Find the string "title" in the data, then copy every line where it is found.
-- Material provided start --
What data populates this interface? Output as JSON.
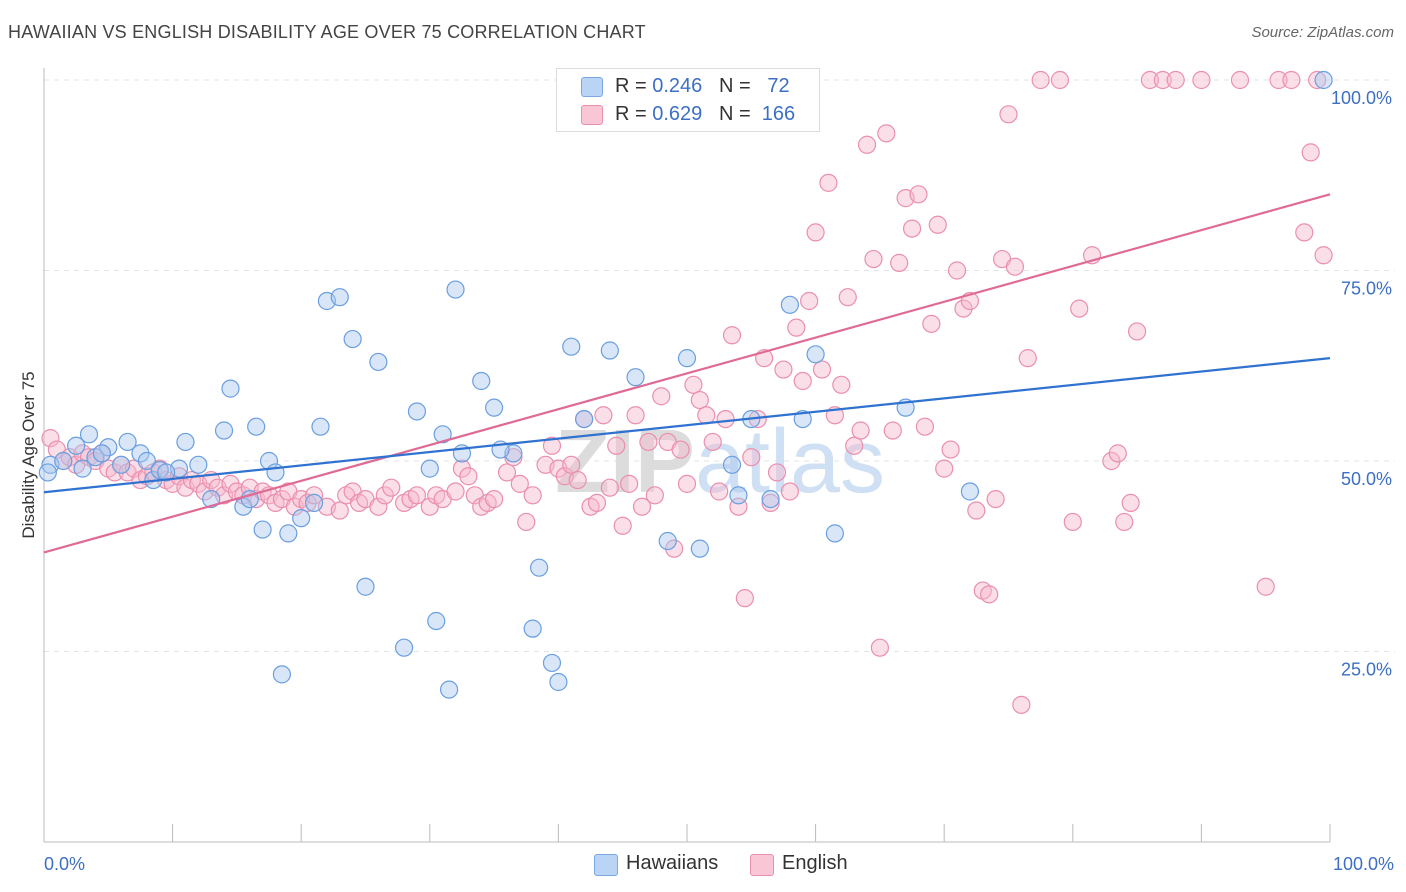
{
  "title": "HAWAIIAN VS ENGLISH DISABILITY AGE OVER 75 CORRELATION CHART",
  "source": "Source: ZipAtlas.com",
  "watermark": "ZIPatlas",
  "colors": {
    "hawaiians_fill": "#a8c8f0",
    "hawaiians_stroke": "#6a9fe0",
    "hawaiians_line": "#2f72d0",
    "english_fill": "#f7b8cc",
    "english_stroke": "#ea8fae",
    "english_line": "#e06a96",
    "axis_label": "#3d6fc4",
    "grid": "#e3e3e3"
  },
  "legend": {
    "hawaiians": {
      "r_label": "R = ",
      "r_value": "0.246",
      "n_label": "N = ",
      "n_value": "72"
    },
    "english": {
      "r_label": "R = ",
      "r_value": "0.629",
      "n_label": "N = ",
      "n_value": "166"
    }
  },
  "bottom_legend": {
    "hawaiians": "Hawaiians",
    "english": "English"
  },
  "chart_data": {
    "type": "scatter",
    "title": "HAWAIIAN VS ENGLISH DISABILITY AGE OVER 75 CORRELATION CHART",
    "xlabel": "",
    "ylabel": "Disability Age Over 75",
    "xlim": [
      0,
      100
    ],
    "ylim": [
      0,
      104
    ],
    "x_tick_labels": [
      "0.0%",
      "100.0%"
    ],
    "y_ticks": [
      25,
      50,
      75,
      100
    ],
    "y_tick_labels": [
      "25.0%",
      "50.0%",
      "75.0%",
      "100.0%"
    ],
    "grid": true,
    "legend_position": "top-center",
    "series": [
      {
        "name": "Hawaiians",
        "trend": {
          "x": [
            0,
            100
          ],
          "y": [
            45.9,
            63.5
          ]
        },
        "points": [
          [
            0.5,
            49.5
          ],
          [
            1.5,
            50
          ],
          [
            2.5,
            52
          ],
          [
            3,
            49
          ],
          [
            3.5,
            53.5
          ],
          [
            4,
            50.5
          ],
          [
            5,
            51.8
          ],
          [
            6,
            49.5
          ],
          [
            6.5,
            52.5
          ],
          [
            7.5,
            51
          ],
          [
            8,
            50
          ],
          [
            8.5,
            47.5
          ],
          [
            9,
            48.8
          ],
          [
            10.5,
            49
          ],
          [
            11,
            52.5
          ],
          [
            12,
            49.5
          ],
          [
            13,
            45
          ],
          [
            14,
            54
          ],
          [
            14.5,
            59.5
          ],
          [
            15.5,
            44
          ],
          [
            16,
            45
          ],
          [
            16.5,
            54.5
          ],
          [
            17,
            41
          ],
          [
            17.5,
            50
          ],
          [
            18,
            48.5
          ],
          [
            18.5,
            22
          ],
          [
            19,
            40.5
          ],
          [
            20,
            42.5
          ],
          [
            21.5,
            54.5
          ],
          [
            22,
            71
          ],
          [
            23,
            71.5
          ],
          [
            24,
            66
          ],
          [
            25,
            33.5
          ],
          [
            26,
            63
          ],
          [
            28,
            25.5
          ],
          [
            29,
            56.5
          ],
          [
            30,
            49
          ],
          [
            30.5,
            29
          ],
          [
            31,
            53.5
          ],
          [
            31.5,
            20
          ],
          [
            32,
            72.5
          ],
          [
            32.5,
            51
          ],
          [
            34,
            60.5
          ],
          [
            35,
            57
          ],
          [
            36.5,
            51
          ],
          [
            38,
            28
          ],
          [
            38.5,
            36
          ],
          [
            39.5,
            23.5
          ],
          [
            40,
            21
          ],
          [
            41,
            65
          ],
          [
            42,
            55.5
          ],
          [
            44,
            64.5
          ],
          [
            46,
            61
          ],
          [
            48.5,
            39.5
          ],
          [
            50,
            63.5
          ],
          [
            51,
            38.5
          ],
          [
            53.5,
            49.5
          ],
          [
            54,
            45.5
          ],
          [
            55,
            55.5
          ],
          [
            56.5,
            45
          ],
          [
            58,
            70.5
          ],
          [
            59,
            55.5
          ],
          [
            60,
            64
          ],
          [
            61.5,
            40.5
          ],
          [
            67,
            57
          ],
          [
            72,
            46
          ],
          [
            99.5,
            100
          ],
          [
            35.5,
            51.5
          ],
          [
            21,
            44.5
          ],
          [
            9.5,
            48.5
          ],
          [
            4.5,
            51
          ],
          [
            0.3,
            48.5
          ]
        ]
      },
      {
        "name": "English",
        "trend": {
          "x": [
            0,
            100
          ],
          "y": [
            38.0,
            85.0
          ]
        },
        "points": [
          [
            0.5,
            53
          ],
          [
            1,
            51.5
          ],
          [
            1.5,
            50
          ],
          [
            2,
            50.5
          ],
          [
            2.5,
            49.5
          ],
          [
            3,
            51
          ],
          [
            3.5,
            50.5
          ],
          [
            4,
            50
          ],
          [
            4.5,
            51
          ],
          [
            5,
            49
          ],
          [
            5.5,
            48.5
          ],
          [
            6,
            49.5
          ],
          [
            6.5,
            48.5
          ],
          [
            7,
            49
          ],
          [
            7.5,
            47.5
          ],
          [
            8,
            48
          ],
          [
            8.5,
            48.5
          ],
          [
            9,
            49
          ],
          [
            9.5,
            47.5
          ],
          [
            10,
            47
          ],
          [
            10.5,
            48
          ],
          [
            11,
            46.5
          ],
          [
            11.5,
            47.5
          ],
          [
            12,
            47
          ],
          [
            12.5,
            46
          ],
          [
            13,
            47.5
          ],
          [
            13.5,
            46.5
          ],
          [
            14,
            45.5
          ],
          [
            14.5,
            47
          ],
          [
            15,
            46
          ],
          [
            15.5,
            45.5
          ],
          [
            16,
            46.5
          ],
          [
            16.5,
            45
          ],
          [
            17,
            46
          ],
          [
            17.5,
            45.5
          ],
          [
            18,
            44.5
          ],
          [
            18.5,
            45
          ],
          [
            19,
            46
          ],
          [
            19.5,
            44
          ],
          [
            20,
            45
          ],
          [
            20.5,
            44.5
          ],
          [
            21,
            45.5
          ],
          [
            22,
            44
          ],
          [
            23,
            43.5
          ],
          [
            23.5,
            45.5
          ],
          [
            24,
            46
          ],
          [
            24.5,
            44.5
          ],
          [
            25,
            45
          ],
          [
            26,
            44
          ],
          [
            26.5,
            45.5
          ],
          [
            27,
            46.5
          ],
          [
            28,
            44.5
          ],
          [
            28.5,
            45
          ],
          [
            29,
            45.5
          ],
          [
            30,
            44
          ],
          [
            30.5,
            45.5
          ],
          [
            31,
            45
          ],
          [
            32,
            46
          ],
          [
            32.5,
            49
          ],
          [
            33,
            48
          ],
          [
            33.5,
            45.5
          ],
          [
            34,
            44
          ],
          [
            34.5,
            44.5
          ],
          [
            35,
            45
          ],
          [
            36,
            48.5
          ],
          [
            36.5,
            50.5
          ],
          [
            37,
            47
          ],
          [
            37.5,
            42
          ],
          [
            38,
            45.5
          ],
          [
            39,
            49.5
          ],
          [
            39.5,
            52
          ],
          [
            40,
            49
          ],
          [
            40.5,
            48
          ],
          [
            41,
            49.5
          ],
          [
            41.5,
            47.5
          ],
          [
            42,
            55.5
          ],
          [
            42.5,
            44
          ],
          [
            43,
            44.5
          ],
          [
            43.5,
            56
          ],
          [
            44,
            46.5
          ],
          [
            44.5,
            52
          ],
          [
            45,
            41.5
          ],
          [
            45.5,
            47
          ],
          [
            46,
            56
          ],
          [
            46.5,
            44
          ],
          [
            47,
            52.5
          ],
          [
            47.5,
            45.5
          ],
          [
            48,
            58.5
          ],
          [
            48.5,
            52.5
          ],
          [
            49,
            38.5
          ],
          [
            49.5,
            51.5
          ],
          [
            50,
            47
          ],
          [
            50.5,
            60
          ],
          [
            51,
            58
          ],
          [
            51.5,
            56
          ],
          [
            52,
            52.5
          ],
          [
            52.5,
            46
          ],
          [
            53,
            55.5
          ],
          [
            53.5,
            66.5
          ],
          [
            54,
            44
          ],
          [
            54.5,
            32
          ],
          [
            55,
            50.5
          ],
          [
            55.5,
            55.5
          ],
          [
            56,
            63.5
          ],
          [
            56.5,
            44.5
          ],
          [
            57,
            48.5
          ],
          [
            57.5,
            62
          ],
          [
            58,
            46
          ],
          [
            58.5,
            67.5
          ],
          [
            59,
            60.5
          ],
          [
            59.5,
            71
          ],
          [
            60,
            80
          ],
          [
            60.5,
            62
          ],
          [
            61,
            86.5
          ],
          [
            61.5,
            56
          ],
          [
            62,
            60
          ],
          [
            62.5,
            71.5
          ],
          [
            63,
            52
          ],
          [
            63.5,
            54
          ],
          [
            64,
            91.5
          ],
          [
            64.5,
            76.5
          ],
          [
            65,
            25.5
          ],
          [
            65.5,
            93
          ],
          [
            66,
            54
          ],
          [
            66.5,
            76
          ],
          [
            67,
            84.5
          ],
          [
            67.5,
            80.5
          ],
          [
            68,
            85
          ],
          [
            68.5,
            54.5
          ],
          [
            69,
            68
          ],
          [
            69.5,
            81
          ],
          [
            70,
            49
          ],
          [
            70.5,
            51.5
          ],
          [
            71,
            75
          ],
          [
            71.5,
            70
          ],
          [
            72,
            71
          ],
          [
            72.5,
            43.5
          ],
          [
            73,
            33
          ],
          [
            73.5,
            32.5
          ],
          [
            74,
            45
          ],
          [
            74.5,
            76.5
          ],
          [
            75,
            95.5
          ],
          [
            75.5,
            75.5
          ],
          [
            76,
            18
          ],
          [
            76.5,
            63.5
          ],
          [
            77.5,
            100
          ],
          [
            79,
            100
          ],
          [
            80,
            42
          ],
          [
            80.5,
            70
          ],
          [
            81.5,
            77
          ],
          [
            83,
            50
          ],
          [
            83.5,
            51
          ],
          [
            84,
            42
          ],
          [
            84.5,
            44.5
          ],
          [
            85,
            67
          ],
          [
            86,
            100
          ],
          [
            87,
            100
          ],
          [
            88,
            100
          ],
          [
            90,
            100
          ],
          [
            93,
            100
          ],
          [
            95,
            33.5
          ],
          [
            96,
            100
          ],
          [
            97,
            100
          ],
          [
            99,
            100
          ],
          [
            98.5,
            90.5
          ],
          [
            98,
            80
          ],
          [
            99.5,
            77
          ]
        ]
      }
    ]
  }
}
-- Material provided end --
-- Problem solution --
  "title": "HAWAIIAN VS ENGLISH DISABILITY AGE OVER 75 CORRELATION CHART",
    "title": "HAWAIIAN VS ENGLISH DISABILITY AGE OVER 75 CORRELATION CHART",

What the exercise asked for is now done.